**RECORD SET**
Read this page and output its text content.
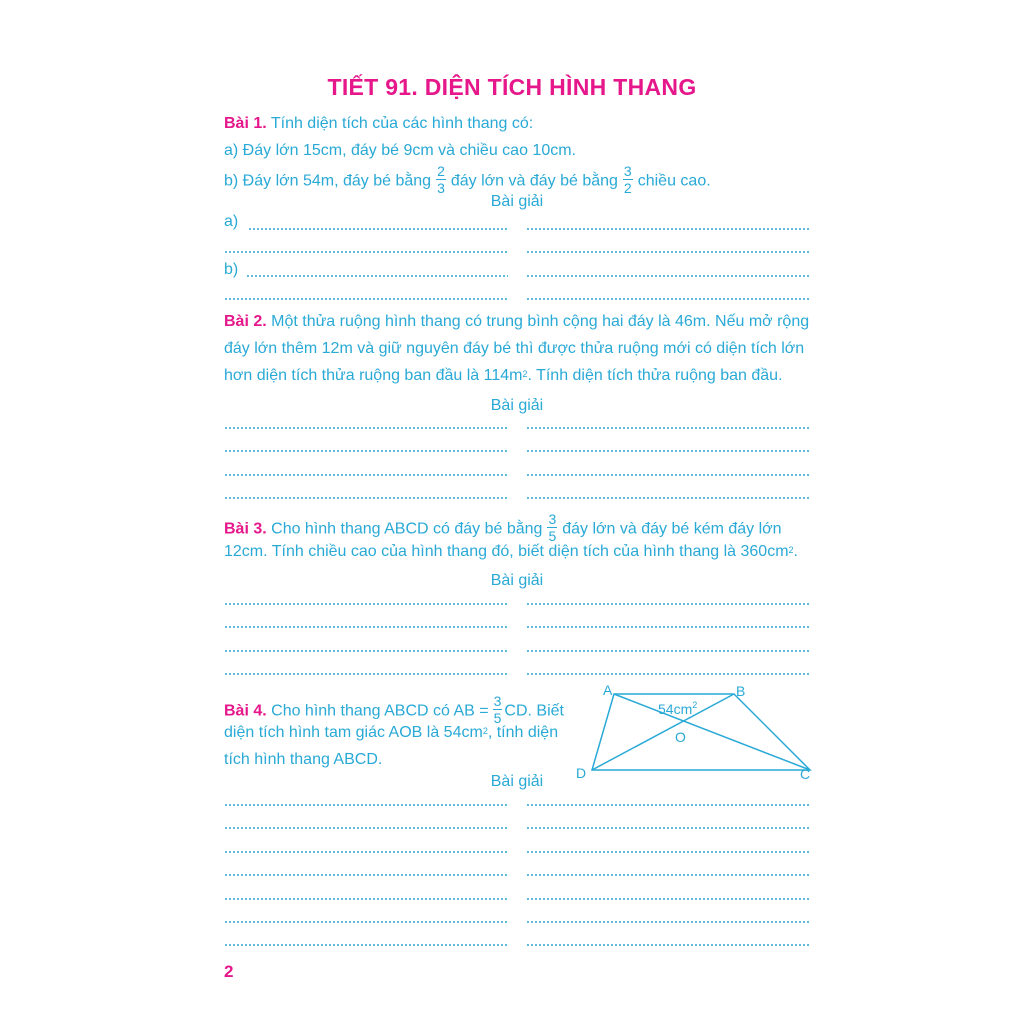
TIẾT 91. DIỆN TÍCH HÌNH THANG
Bài 1. Tính diện tích của các hình thang có:
a) Đáy lớn 15cm, đáy bé 9cm và chiều cao 10cm.
b) Đáy lớn 54m, đáy bé bằng $\frac{2}{3}$ đáy lớn và đáy bé bằng $\frac{3}{2}$ chiều cao.
Bài giải
a)
b)
Bài 2. Một thửa ruộng hình thang có trung bình cộng hai đáy là 46m. Nếu mở rộng
đáy lớn thêm 12m và giữ nguyên đáy bé thì được thửa ruộng mới có diện tích lớn
hơn diện tích thửa ruộng ban đầu là $114m^2$. Tính diện tích thửa ruộng ban đầu.
Bài giải
Bài 3. Cho hình thang ABCD có đáy bé bằng $\frac{3}{5}$ đáy lớn và đáy bé kém đáy lớn
12cm. Tính chiều cao của hình thang đó, biết diện tích của hình thang là $360cm^2$.
Bài giải
Bài 4. Cho hình thang ABCD có AB = $\frac{3}{5}$ CD. Biết
diện tích hình tam giác AOB là $54cm^2$, tính diện
tích hình thang ABCD.
A	B
C
D
O
$54cm^2$
Bài giải
2
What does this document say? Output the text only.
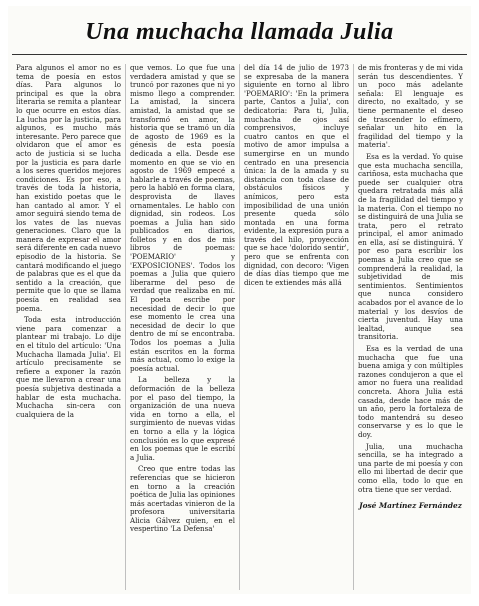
Una muchacha llamada Julia

Para algunos el amor no es tema de poesía en estos días. Para algunos lo principal es que la obra literaria se remita a plantear lo que ocurre en estos días. La lucha por la justicia, para algunos, es mucho más interesante. Pero parece que olvidaron que el amor es acto de justicia si se lucha por la justicia es para darle a los seres queridos mejores condiciones. Es por eso, a través de toda la historia, han existido poetas que le han cantado al amor. Y el amor seguirá siendo tema de los vates de las nuevas generaciones. Claro que la manera de expresar el amor será diferente en cada nuevo episodio de la historia. Se cantará modificando el juego de palabras que es el que da sentido a la creación, que permite que lo que se llama poesía en realidad sea poema.

Toda esta introducción viene para comenzar a plantear mi trabajo. Lo dije en el título del artículo: 'Una Muchacha llamada Julia'. El artículo precisamente se refiere a exponer la razón que me llevaron a crear una poesía subjetiva destinada a hablar de esta muchacha. Muchacha sin-cera con cualquiera de la

que vemos. Lo que fue una verdadera amistad y que se truncó por razones que ni yo mismo llego a comprender. La amistad, la sincera amistad, la amistad que se transformó en amor, la historia que se tramó un día de agosto de 1969 es la génesis de esta poesía dedicada a ella. Desde ese momento en que se vio en agosto de 1969 empecé a hablarle a través de poemas, pero la habló en forma clara, desprovista de llaves ornamentales. Le hablo con dignidad, sin rodeos. Los poemas a Julia han sido publicados en diarios, folletos y en dos de mis libros de poemas: 'POEMARIO' y 'EXPOSICIONES'. Todos los poemas a Julia que quiero liberarme del peso de verdad que realizaba en mí. El poeta escribe por necesidad de decir lo que ese momento le crea una necesidad de decir lo que dentro de mí se encontraba. Todos los poemas a Julia están escritos en la forma más actual, como lo exige la poesía actual.

La belleza y la deformación de la belleza por el paso del tiempo, la organización de una nueva vida en torno a ella, el surgimiento de nuevas vidas en torno a ella y la lógica conclusión es lo que expresé en los poemas que le escribí a Julia.

Creo que entre todas las referencias que se hicieron en torno a la creación poética de Julia las opiniones más acertadas vinieron de la profesora universitaria Alicia Gálvez quien, en el vespertino 'La Defensa'

del día 14 de julio de 1973 se expresaba de la manera siguiente en torno al libro 'POEMARIO': 'En la primera parte, Cantos a Julia', con dedicatoria: Para ti, Julia, muchacha de ojos así comprensivos, incluye cuatro cantos en que el motivo de amor impulsa a sumergirse en un mundo centrado en una presencia única: la de la amada y su distancia con toda clase de obstáculos físicos y anímicos, pero esta imposibilidad de una unión presente queda sólo montada en una forma evidente, la expresión pura a través del hilo, proyección que se hace 'dolorido sentir', pero que se enfrenta con dignidad, con decoro: 'Vigen de días días tiempo que me dicen te extiendes más allá

de mis fronteras y de mi vida serán tus descendientes. Y un poco más adelante señala: El lenguaje es directo, no exaltado, y se tiene permanente el deseo de trascender lo efímero, señalar un hito en la fragilidad del tiempo y la materia'.

Esa es la verdad. Yo quise que esta muchacha sencilla, cariñosa, esta muchacha que puede ser cualquier otra quedara retratada más allá de la fragilidad del tiempo y la materia. Con el tiempo no se distinguirá de una Julia se trata, pero el retrato principal, el amor animado en ella, así se distinguirá. Y por eso para escribir los poemas a Julia creo que se comprenderá la realidad, la subjetividad de mis sentimientos. Sentimientos que nunca considero acabados por el avance de lo material y los desvíos de cierta juventud. Hay una lealtad, aunque sea transitoria.

Esa es la verdad de una muchacha que fue una buena amiga y con múltiples razones condujeron a que el amor no fuera una realidad concreta. Ahora Julia está casada, desde hace más de un año, pero la fortaleza de todo mantendrá su deseo conservarse y es lo que le doy.

Julia, una muchacha sencilla, se ha integrado a una parte de mi poesía y con ello mi libertad de decir que como ella, todo lo que en otra tiene que ser verdad.

José Martínez Fernández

**WHAT IS NEEDED**
The records above must be transcribed exactly. Pictures are left out of the copy.

**RESULT OF THE TASK**
Read this page and output its text content.
TIẾT 91. DIỆN TÍCH HÌNH THANG
Bài 1. Tính diện tích của các hình thang có:
a) Đáy lớn 15cm, đáy bé 9cm và chiều cao 10cm.
b) Đáy lớn 54m, đáy bé bằng $\frac{2}{3}$ đáy lớn và đáy bé bằng $\frac{3}{2}$ chiều cao.
Bài giải
a)
b)
Bài 2. Một thửa ruộng hình thang có trung bình cộng hai đáy là 46m. Nếu mở rộng
đáy lớn thêm 12m và giữ nguyên đáy bé thì được thửa ruộng mới có diện tích lớn
hơn diện tích thửa ruộng ban đầu là $114m^2$. Tính diện tích thửa ruộng ban đầu.
Bài giải
Bài 3. Cho hình thang ABCD có đáy bé bằng $\frac{3}{5}$ đáy lớn và đáy bé kém đáy lớn
12cm. Tính chiều cao của hình thang đó, biết diện tích của hình thang là $360cm^2$.
Bài giải
Bài 4. Cho hình thang ABCD có AB = $\frac{3}{5}$ CD. Biết
diện tích hình tam giác AOB là $54cm^2$, tính diện
tích hình thang ABCD.
A	B
C
D
O
$54cm^2$
Bài giải
2
What does this document say? Output the text only.
Una muchacha llamada Julia

Para algunos el amor no es tema de poesía en estos días. Para algunos lo principal es que la obra literaria se remita a plantear lo que ocurre en estos días. La lucha por la justicia, para algunos, es mucho más interesante. Pero parece que olvidaron que el amor es acto de justicia si se lucha por la justicia es para darle a los seres queridos mejores condiciones. Es por eso, a través de toda la historia, han existido poetas que le han cantado al amor. Y el amor seguirá siendo tema de los vates de las nuevas generaciones. Claro que la manera de expresar el amor será diferente en cada nuevo episodio de la historia. Se cantará modificando el juego de palabras que es el que da sentido a la creación, que permite que lo que se llama poesía en realidad sea poema.

Toda esta introducción viene para comenzar a plantear mi trabajo. Lo dije en el título del artículo: 'Una Muchacha llamada Julia'. El artículo precisamente se refiere a exponer la razón que me llevaron a crear una poesía subjetiva destinada a hablar de esta muchacha. Muchacha sin-cera con cualquiera de la

que vemos. Lo que fue una verdadera amistad y que se truncó por razones que ni yo mismo llego a comprender. La amistad, la sincera amistad, la amistad que se transformó en amor, la historia que se tramó un día de agosto de 1969 es la génesis de esta poesía dedicada a ella. Desde ese momento en que se vio en agosto de 1969 empecé a hablarle a través de poemas, pero la habló en forma clara, desprovista de llaves ornamentales. Le hablo con dignidad, sin rodeos. Los poemas a Julia han sido publicados en diarios, folletos y en dos de mis libros de poemas: 'POEMARIO' y 'EXPOSICIONES'. Todos los poemas a Julia que quiero liberarme del peso de verdad que realizaba en mí. El poeta escribe por necesidad de decir lo que ese momento le crea una necesidad de decir lo que dentro de mí se encontraba. Todos los poemas a Julia están escritos en la forma más actual, como lo exige la poesía actual.

La belleza y la deformación de la belleza por el paso del tiempo, la organización de una nueva vida en torno a ella, el surgimiento de nuevas vidas en torno a ella y la lógica conclusión es lo que expresé en los poemas que le escribí a Julia.

Creo que entre todas las referencias que se hicieron en torno a la creación poética de Julia las opiniones más acertadas vinieron de la profesora universitaria Alicia Gálvez quien, en el vespertino 'La Defensa'

del día 14 de julio de 1973 se expresaba de la manera siguiente en torno al libro 'POEMARIO': 'En la primera parte, Cantos a Julia', con dedicatoria: Para ti, Julia, muchacha de ojos así comprensivos, incluye cuatro cantos en que el motivo de amor impulsa a sumergirse en un mundo centrado en una presencia única: la de la amada y su distancia con toda clase de obstáculos físicos y anímicos, pero esta imposibilidad de una unión presente queda sólo montada en una forma evidente, la expresión pura a través del hilo, proyección que se hace 'dolorido sentir', pero que se enfrenta con dignidad, con decoro: 'Vigen de días días tiempo que me dicen te extiendes más allá

de mis fronteras y de mi vida serán tus descendientes. Y un poco más adelante señala: El lenguaje es directo, no exaltado, y se tiene permanente el deseo de trascender lo efímero, señalar un hito en la fragilidad del tiempo y la materia'.

Esa es la verdad. Yo quise que esta muchacha sencilla, cariñosa, esta muchacha que puede ser cualquier otra quedara retratada más allá de la fragilidad del tiempo y la materia. Con el tiempo no se distinguirá de una Julia se trata, pero el retrato principal, el amor animado en ella, así se distinguirá. Y por eso para escribir los poemas a Julia creo que se comprenderá la realidad, la subjetividad de mis sentimientos. Sentimientos que nunca considero acabados por el avance de lo material y los desvíos de cierta juventud. Hay una lealtad, aunque sea transitoria.

Esa es la verdad de una muchacha que fue una buena amiga y con múltiples razones condujeron a que el amor no fuera una realidad concreta. Ahora Julia está casada, desde hace más de un año, pero la fortaleza de todo mantendrá su deseo conservarse y es lo que le doy.

Julia, una muchacha sencilla, se ha integrado a una parte de mi poesía y con ello mi libertad de decir que como ella, todo lo que en otra tiene que ser verdad.

José Martínez Fernández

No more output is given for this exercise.